## EXERCISE INSTRUCTIONS
Go through the lines below and copy each one that holds the string "jury".

-- Start of EXTRACTED DATA --

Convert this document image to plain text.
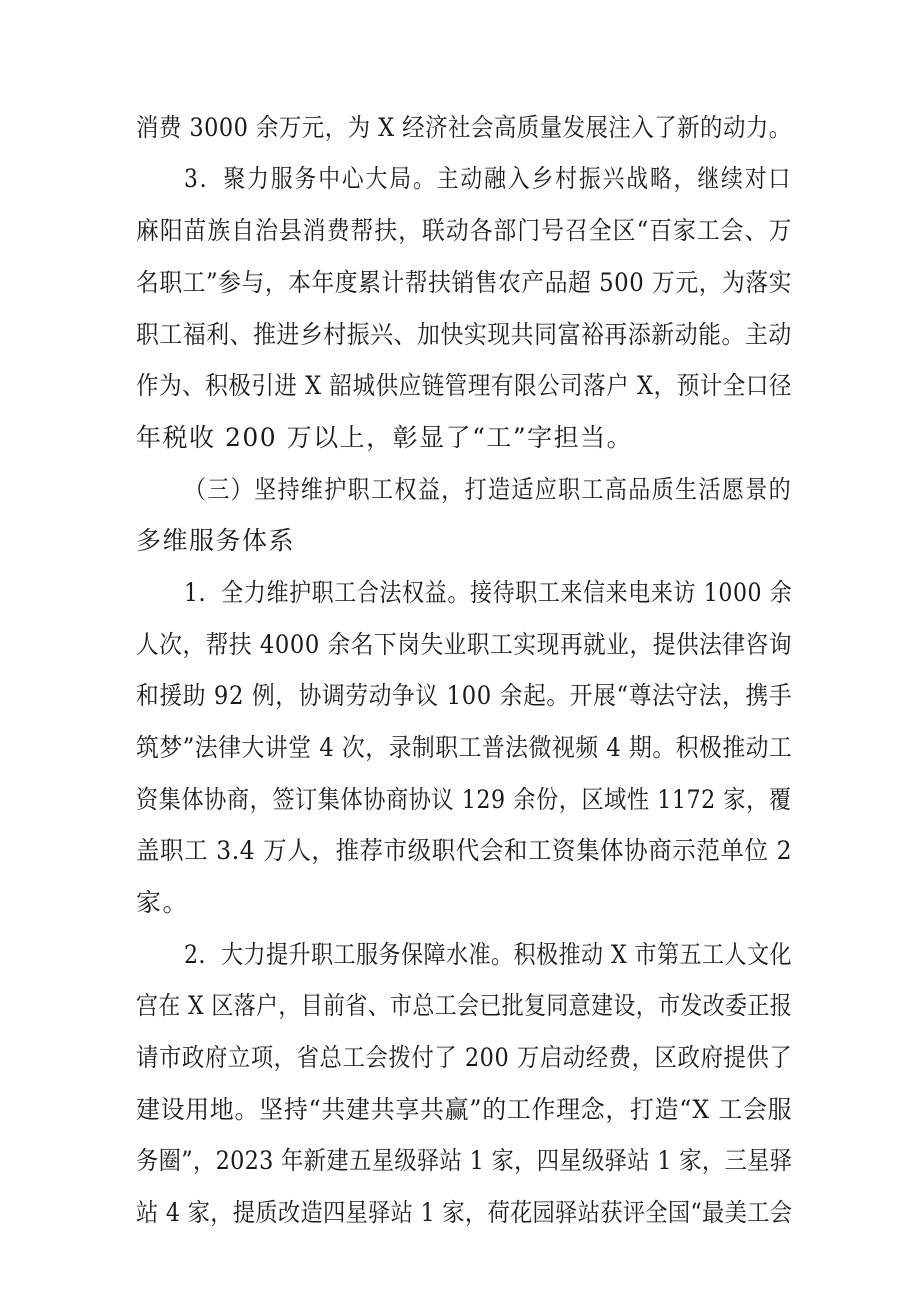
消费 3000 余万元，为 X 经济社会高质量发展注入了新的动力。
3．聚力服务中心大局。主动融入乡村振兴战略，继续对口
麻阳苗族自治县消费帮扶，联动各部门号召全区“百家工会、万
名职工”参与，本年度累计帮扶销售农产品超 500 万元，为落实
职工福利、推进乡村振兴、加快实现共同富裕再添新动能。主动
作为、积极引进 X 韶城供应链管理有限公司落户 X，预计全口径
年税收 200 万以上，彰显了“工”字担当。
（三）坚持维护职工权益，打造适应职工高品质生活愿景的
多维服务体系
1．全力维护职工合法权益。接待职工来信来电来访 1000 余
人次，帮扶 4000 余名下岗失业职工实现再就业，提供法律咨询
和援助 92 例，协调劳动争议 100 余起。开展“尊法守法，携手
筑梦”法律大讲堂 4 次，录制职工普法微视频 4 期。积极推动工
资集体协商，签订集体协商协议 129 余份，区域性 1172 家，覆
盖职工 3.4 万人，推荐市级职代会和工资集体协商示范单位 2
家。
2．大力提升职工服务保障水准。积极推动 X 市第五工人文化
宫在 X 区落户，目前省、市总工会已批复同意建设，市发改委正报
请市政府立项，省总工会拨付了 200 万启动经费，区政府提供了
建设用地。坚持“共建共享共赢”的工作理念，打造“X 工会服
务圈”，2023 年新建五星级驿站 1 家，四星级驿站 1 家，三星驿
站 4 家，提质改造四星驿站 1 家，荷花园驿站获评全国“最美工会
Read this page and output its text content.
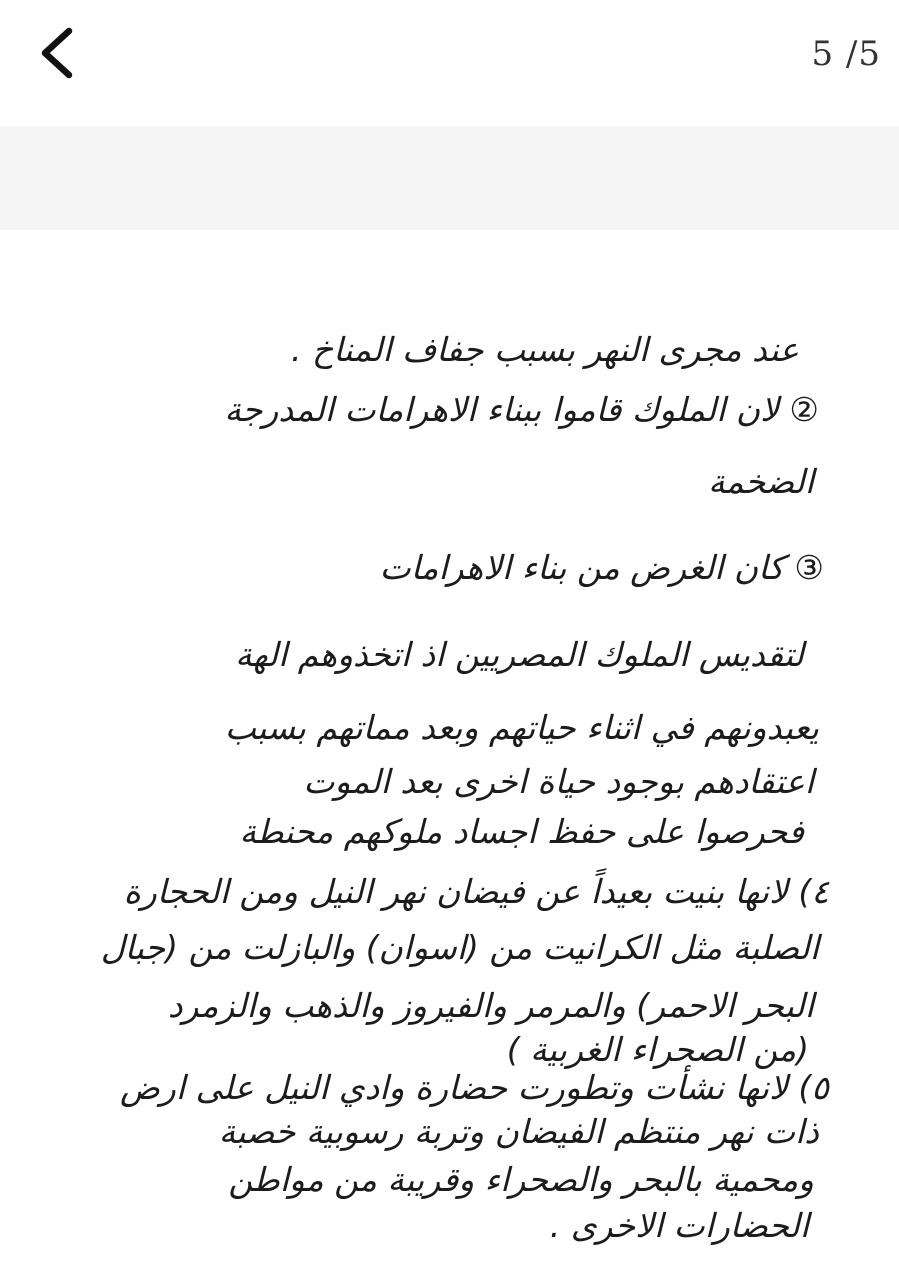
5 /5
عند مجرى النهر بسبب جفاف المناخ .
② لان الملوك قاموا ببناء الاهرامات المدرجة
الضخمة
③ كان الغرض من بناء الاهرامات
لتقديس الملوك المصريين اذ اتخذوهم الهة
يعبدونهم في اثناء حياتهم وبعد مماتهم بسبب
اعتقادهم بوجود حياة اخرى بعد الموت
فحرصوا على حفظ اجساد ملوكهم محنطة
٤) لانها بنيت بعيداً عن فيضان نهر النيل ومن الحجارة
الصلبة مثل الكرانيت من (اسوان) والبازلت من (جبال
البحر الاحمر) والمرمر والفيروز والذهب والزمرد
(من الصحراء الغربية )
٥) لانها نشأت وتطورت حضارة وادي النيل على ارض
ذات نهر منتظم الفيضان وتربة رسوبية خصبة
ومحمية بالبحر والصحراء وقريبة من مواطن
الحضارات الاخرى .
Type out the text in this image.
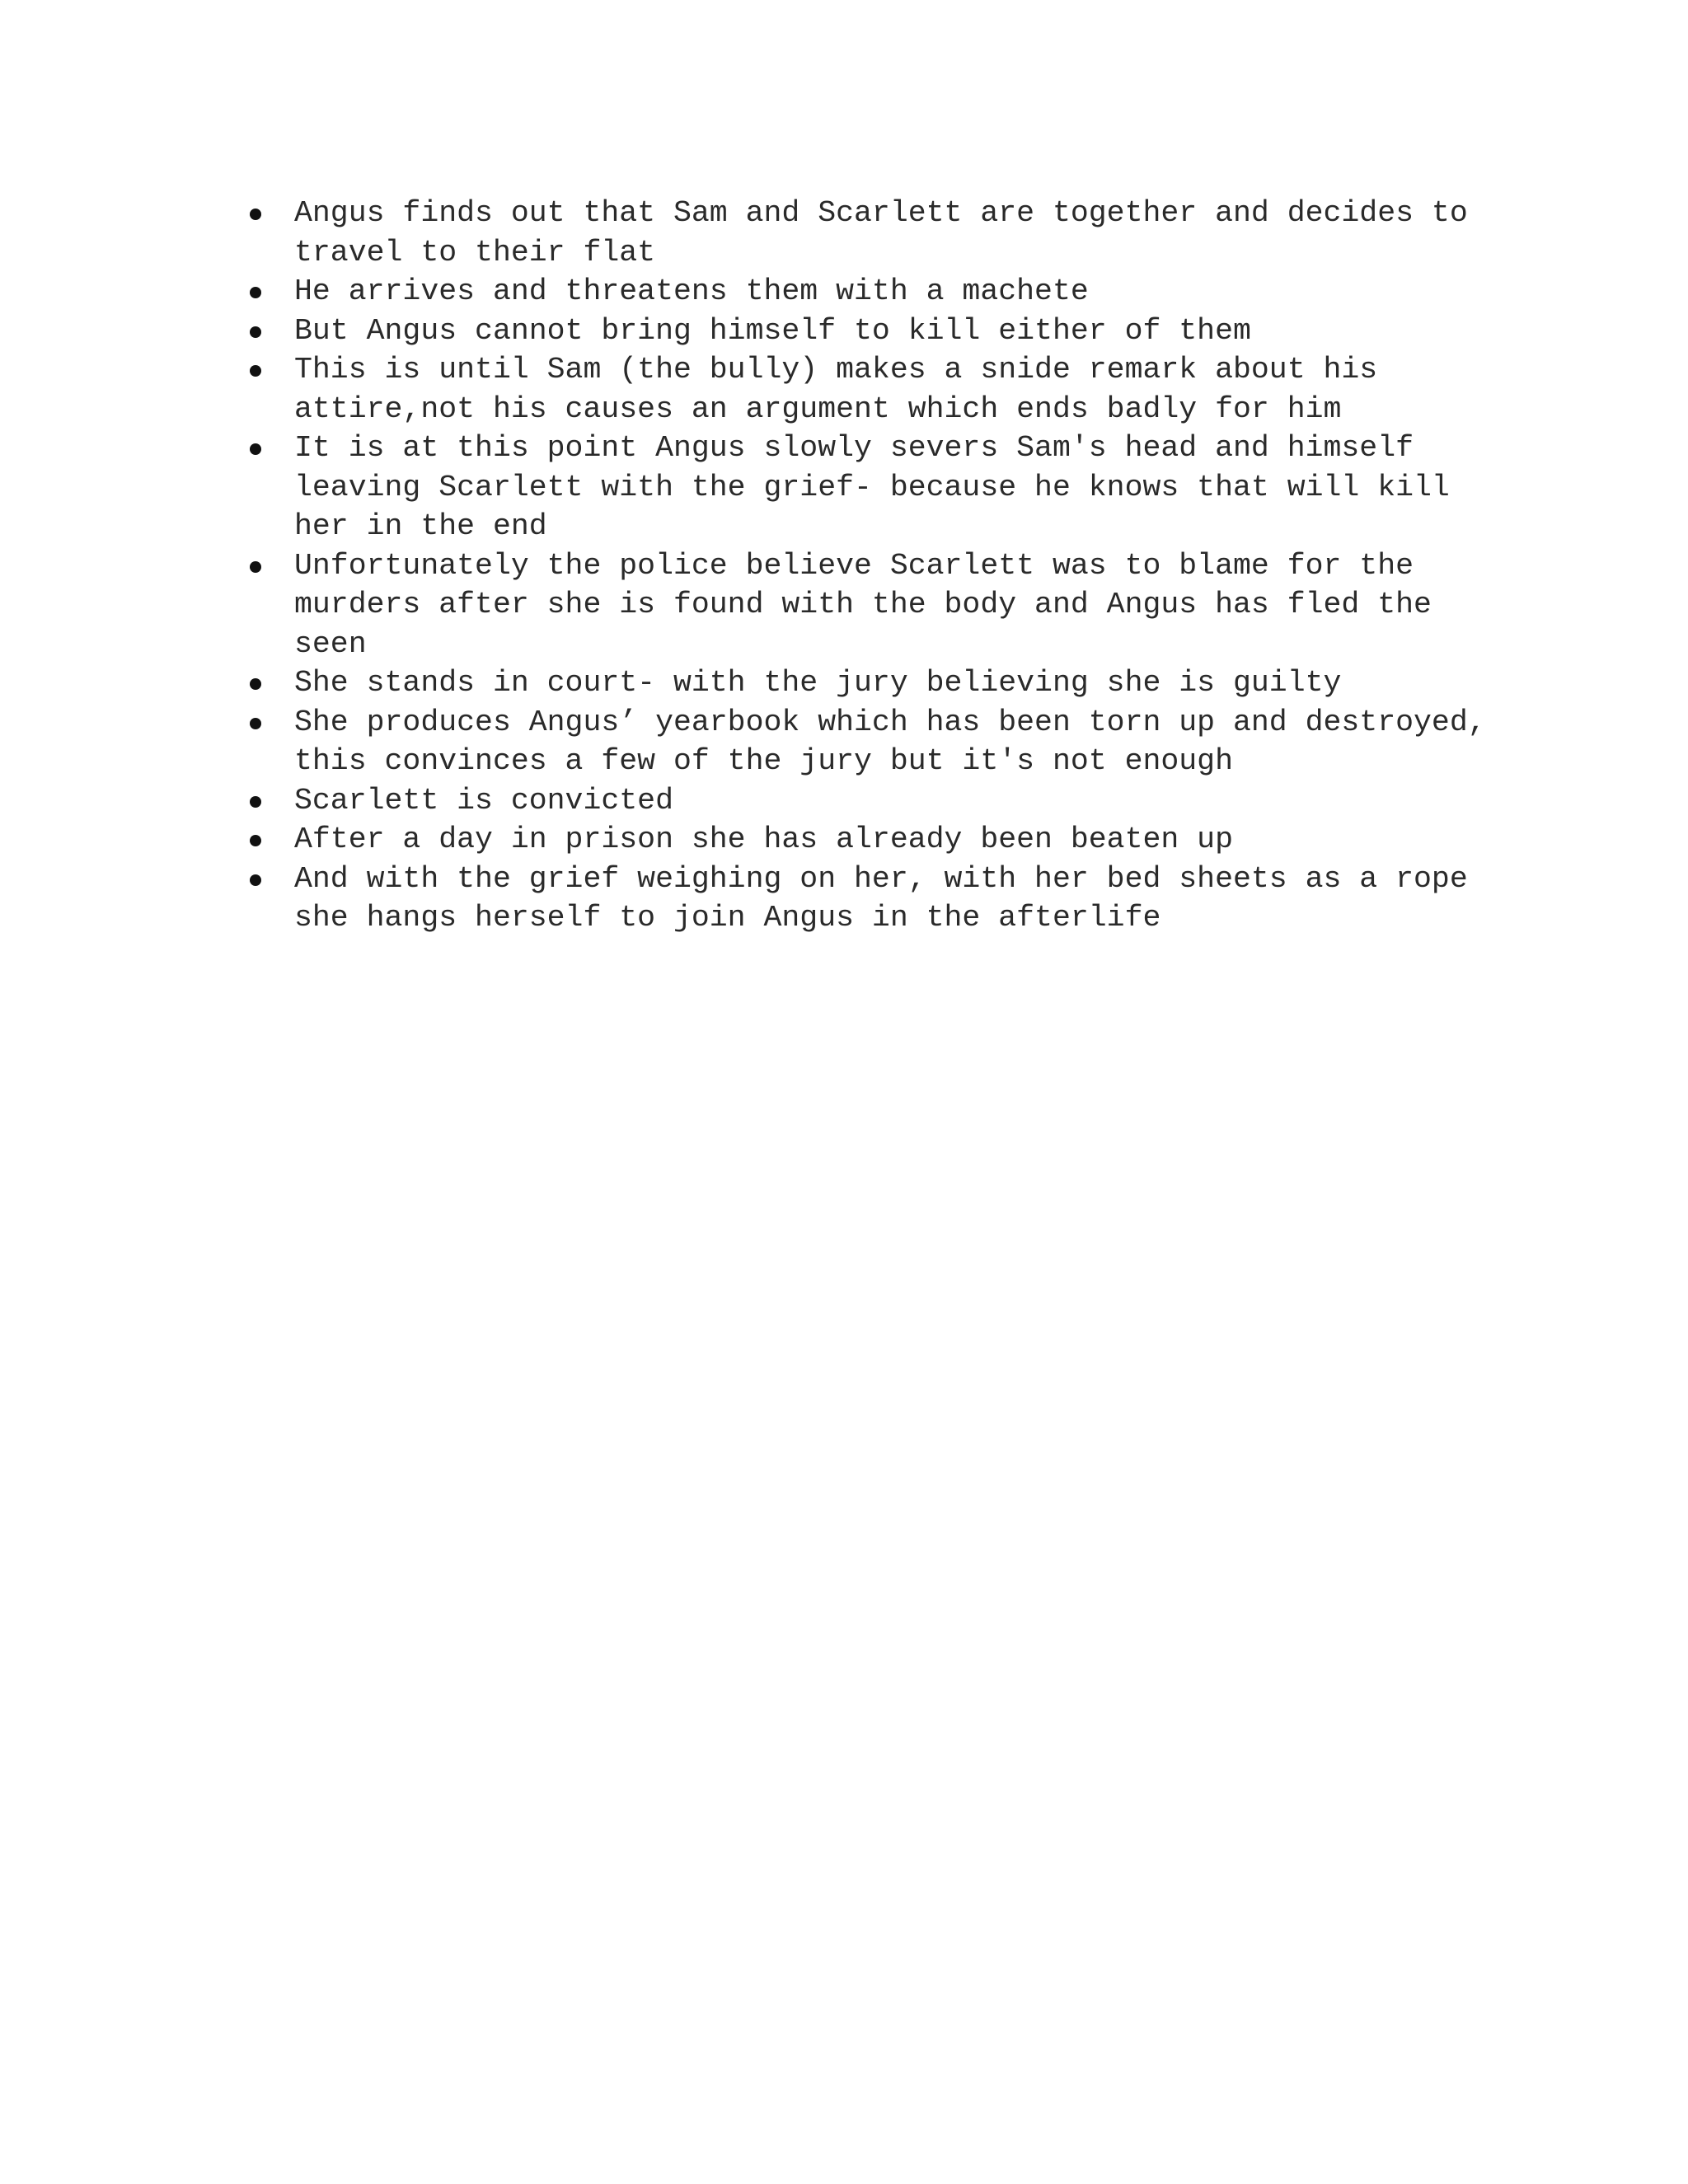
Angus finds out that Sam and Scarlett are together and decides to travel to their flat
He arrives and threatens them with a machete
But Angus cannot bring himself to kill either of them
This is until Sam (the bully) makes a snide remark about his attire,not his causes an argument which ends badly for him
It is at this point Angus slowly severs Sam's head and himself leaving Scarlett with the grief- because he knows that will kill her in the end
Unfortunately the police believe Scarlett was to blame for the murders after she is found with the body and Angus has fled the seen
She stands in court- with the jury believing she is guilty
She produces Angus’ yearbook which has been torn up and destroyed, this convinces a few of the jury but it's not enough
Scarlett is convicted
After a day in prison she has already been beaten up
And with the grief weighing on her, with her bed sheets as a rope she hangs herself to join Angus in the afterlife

-- End of EXTRACTED DATA --

## CORRECT RESPONSE
She stands in court- with the jury believing she is guilty
She produces Angus’ yearbook which has been torn up and destroyed, this convinces a few of the jury but it's not enough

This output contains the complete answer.